- Data excerpts
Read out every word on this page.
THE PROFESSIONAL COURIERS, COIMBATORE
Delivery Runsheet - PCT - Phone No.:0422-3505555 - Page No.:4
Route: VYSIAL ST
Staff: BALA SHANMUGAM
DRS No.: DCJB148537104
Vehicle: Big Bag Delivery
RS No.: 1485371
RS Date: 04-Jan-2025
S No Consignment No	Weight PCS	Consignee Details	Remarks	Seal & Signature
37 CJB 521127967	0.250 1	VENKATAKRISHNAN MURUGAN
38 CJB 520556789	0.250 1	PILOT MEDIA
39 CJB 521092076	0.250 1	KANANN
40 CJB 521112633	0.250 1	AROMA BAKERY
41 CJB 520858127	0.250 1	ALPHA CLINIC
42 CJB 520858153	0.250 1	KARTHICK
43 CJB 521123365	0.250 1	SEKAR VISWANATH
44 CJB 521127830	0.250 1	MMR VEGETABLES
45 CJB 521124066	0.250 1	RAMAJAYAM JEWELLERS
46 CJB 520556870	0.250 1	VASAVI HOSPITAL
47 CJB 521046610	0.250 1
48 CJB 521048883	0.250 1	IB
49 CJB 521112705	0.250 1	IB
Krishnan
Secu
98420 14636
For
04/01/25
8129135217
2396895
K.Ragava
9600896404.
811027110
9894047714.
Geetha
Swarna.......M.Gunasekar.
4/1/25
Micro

- OBJECTIVE
State how many lines in the records above contain the word "Delivery", and give only that number.

- EXPECTED ANSWER
2